Data to use:
★ ★ ★ ★

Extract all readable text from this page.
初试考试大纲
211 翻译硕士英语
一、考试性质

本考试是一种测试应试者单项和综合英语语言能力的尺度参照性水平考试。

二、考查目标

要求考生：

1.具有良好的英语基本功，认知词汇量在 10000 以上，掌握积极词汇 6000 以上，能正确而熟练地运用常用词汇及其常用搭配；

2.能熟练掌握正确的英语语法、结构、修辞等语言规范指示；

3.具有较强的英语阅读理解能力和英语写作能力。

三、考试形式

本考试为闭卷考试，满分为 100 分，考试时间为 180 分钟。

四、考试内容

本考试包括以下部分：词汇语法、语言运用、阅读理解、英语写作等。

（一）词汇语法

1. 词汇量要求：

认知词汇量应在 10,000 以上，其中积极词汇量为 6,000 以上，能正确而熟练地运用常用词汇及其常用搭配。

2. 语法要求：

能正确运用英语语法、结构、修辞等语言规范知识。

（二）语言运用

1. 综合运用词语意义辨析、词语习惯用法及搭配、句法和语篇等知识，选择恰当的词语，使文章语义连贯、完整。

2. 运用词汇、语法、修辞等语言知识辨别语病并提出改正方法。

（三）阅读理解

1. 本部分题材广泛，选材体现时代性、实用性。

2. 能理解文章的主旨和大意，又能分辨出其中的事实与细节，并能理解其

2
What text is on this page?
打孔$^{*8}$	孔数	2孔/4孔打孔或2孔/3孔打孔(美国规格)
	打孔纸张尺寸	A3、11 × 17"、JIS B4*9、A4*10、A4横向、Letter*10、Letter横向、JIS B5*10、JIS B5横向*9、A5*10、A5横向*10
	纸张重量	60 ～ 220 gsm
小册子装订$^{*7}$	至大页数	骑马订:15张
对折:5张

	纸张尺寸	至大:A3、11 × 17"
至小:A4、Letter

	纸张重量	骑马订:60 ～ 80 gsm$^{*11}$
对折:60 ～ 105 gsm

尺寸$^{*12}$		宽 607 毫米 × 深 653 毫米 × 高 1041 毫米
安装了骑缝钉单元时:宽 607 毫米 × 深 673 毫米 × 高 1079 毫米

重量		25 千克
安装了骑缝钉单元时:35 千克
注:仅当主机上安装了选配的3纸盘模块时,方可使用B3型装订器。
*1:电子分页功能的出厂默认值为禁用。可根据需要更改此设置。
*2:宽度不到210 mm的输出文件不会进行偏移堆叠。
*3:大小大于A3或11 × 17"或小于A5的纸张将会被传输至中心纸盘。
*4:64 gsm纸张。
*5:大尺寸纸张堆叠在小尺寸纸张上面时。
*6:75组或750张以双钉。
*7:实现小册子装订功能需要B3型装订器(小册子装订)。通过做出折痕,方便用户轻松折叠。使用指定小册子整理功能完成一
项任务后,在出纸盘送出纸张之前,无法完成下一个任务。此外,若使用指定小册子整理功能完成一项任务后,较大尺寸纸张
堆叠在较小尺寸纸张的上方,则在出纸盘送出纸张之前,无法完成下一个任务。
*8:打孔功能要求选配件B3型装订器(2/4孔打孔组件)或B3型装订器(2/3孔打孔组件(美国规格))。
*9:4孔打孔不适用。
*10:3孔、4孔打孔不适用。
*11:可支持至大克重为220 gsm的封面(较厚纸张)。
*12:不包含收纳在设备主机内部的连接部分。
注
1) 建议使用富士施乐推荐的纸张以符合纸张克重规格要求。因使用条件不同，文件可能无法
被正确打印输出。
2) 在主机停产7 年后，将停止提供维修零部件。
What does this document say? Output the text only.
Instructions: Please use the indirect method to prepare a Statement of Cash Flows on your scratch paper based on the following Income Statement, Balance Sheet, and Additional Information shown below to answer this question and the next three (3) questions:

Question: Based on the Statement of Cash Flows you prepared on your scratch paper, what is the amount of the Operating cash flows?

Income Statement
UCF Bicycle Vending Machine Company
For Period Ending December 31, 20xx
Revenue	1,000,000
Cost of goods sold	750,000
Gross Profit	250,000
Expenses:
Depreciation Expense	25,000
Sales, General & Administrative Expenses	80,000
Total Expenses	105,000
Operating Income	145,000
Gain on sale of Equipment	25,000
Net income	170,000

★ ★ ★ ★

Brief:
Print the records once more, exactly as they were given.

Problem solution:
Extract all readable text from this page.
初试考试大纲
211 翻译硕士英语
一、考试性质

本考试是一种测试应试者单项和综合英语语言能力的尺度参照性水平考试。

二、考查目标

要求考生：

1.具有良好的英语基本功，认知词汇量在 10000 以上，掌握积极词汇 6000 以上，能正确而熟练地运用常用词汇及其常用搭配；

2.能熟练掌握正确的英语语法、结构、修辞等语言规范指示；

3.具有较强的英语阅读理解能力和英语写作能力。

三、考试形式

本考试为闭卷考试，满分为 100 分，考试时间为 180 分钟。

四、考试内容

本考试包括以下部分：词汇语法、语言运用、阅读理解、英语写作等。

（一）词汇语法

1. 词汇量要求：

认知词汇量应在 10,000 以上，其中积极词汇量为 6,000 以上，能正确而熟练地运用常用词汇及其常用搭配。

2. 语法要求：

能正确运用英语语法、结构、修辞等语言规范知识。

（二）语言运用

1. 综合运用词语意义辨析、词语习惯用法及搭配、句法和语篇等知识，选择恰当的词语，使文章语义连贯、完整。

2. 运用词汇、语法、修辞等语言知识辨别语病并提出改正方法。

（三）阅读理解

1. 本部分题材广泛，选材体现时代性、实用性。

2. 能理解文章的主旨和大意，又能分辨出其中的事实与细节，并能理解其

2
What text is on this page?
打孔$^{*8}$	孔数	2孔/4孔打孔或2孔/3孔打孔(美国规格)
	打孔纸张尺寸	A3、11 × 17"、JIS B4*9、A4*10、A4横向、Letter*10、Letter横向、JIS B5*10、JIS B5横向*9、A5*10、A5横向*10
	纸张重量	60 ～ 220 gsm
小册子装订$^{*7}$	至大页数	骑马订:15张
对折:5张

	纸张尺寸	至大:A3、11 × 17"
至小:A4、Letter

	纸张重量	骑马订:60 ～ 80 gsm$^{*11}$
对折:60 ～ 105 gsm

尺寸$^{*12}$		宽 607 毫米 × 深 653 毫米 × 高 1041 毫米
安装了骑缝钉单元时:宽 607 毫米 × 深 673 毫米 × 高 1079 毫米

重量		25 千克
安装了骑缝钉单元时:35 千克
注:仅当主机上安装了选配的3纸盘模块时,方可使用B3型装订器。
*1:电子分页功能的出厂默认值为禁用。可根据需要更改此设置。
*2:宽度不到210 mm的输出文件不会进行偏移堆叠。
*3:大小大于A3或11 × 17"或小于A5的纸张将会被传输至中心纸盘。
*4:64 gsm纸张。
*5:大尺寸纸张堆叠在小尺寸纸张上面时。
*6:75组或750张以双钉。
*7:实现小册子装订功能需要B3型装订器(小册子装订)。通过做出折痕,方便用户轻松折叠。使用指定小册子整理功能完成一
项任务后,在出纸盘送出纸张之前,无法完成下一个任务。此外,若使用指定小册子整理功能完成一项任务后,较大尺寸纸张
堆叠在较小尺寸纸张的上方,则在出纸盘送出纸张之前,无法完成下一个任务。
*8:打孔功能要求选配件B3型装订器(2/4孔打孔组件)或B3型装订器(2/3孔打孔组件(美国规格))。
*9:4孔打孔不适用。
*10:3孔、4孔打孔不适用。
*11:可支持至大克重为220 gsm的封面(较厚纸张)。
*12:不包含收纳在设备主机内部的连接部分。
注
1) 建议使用富士施乐推荐的纸张以符合纸张克重规格要求。因使用条件不同，文件可能无法
被正确打印输出。
2) 在主机停产7 年后，将停止提供维修零部件。
What does this document say? Output the text only.
Instructions: Please use the indirect method to prepare a Statement of Cash Flows on your scratch paper based on the following Income Statement, Balance Sheet, and Additional Information shown below to answer this question and the next three (3) questions:

Question: Based on the Statement of Cash Flows you prepared on your scratch paper, what is the amount of the Operating cash flows?

Income Statement
UCF Bicycle Vending Machine Company
For Period Ending December 31, 20xx
Revenue	1,000,000
Cost of goods sold	750,000
Gross Profit	250,000
Expenses:
Depreciation Expense	25,000
Sales, General & Administrative Expenses	80,000
Total Expenses	105,000
Operating Income	145,000
Gain on sale of Equipment	25,000
Net income	170,000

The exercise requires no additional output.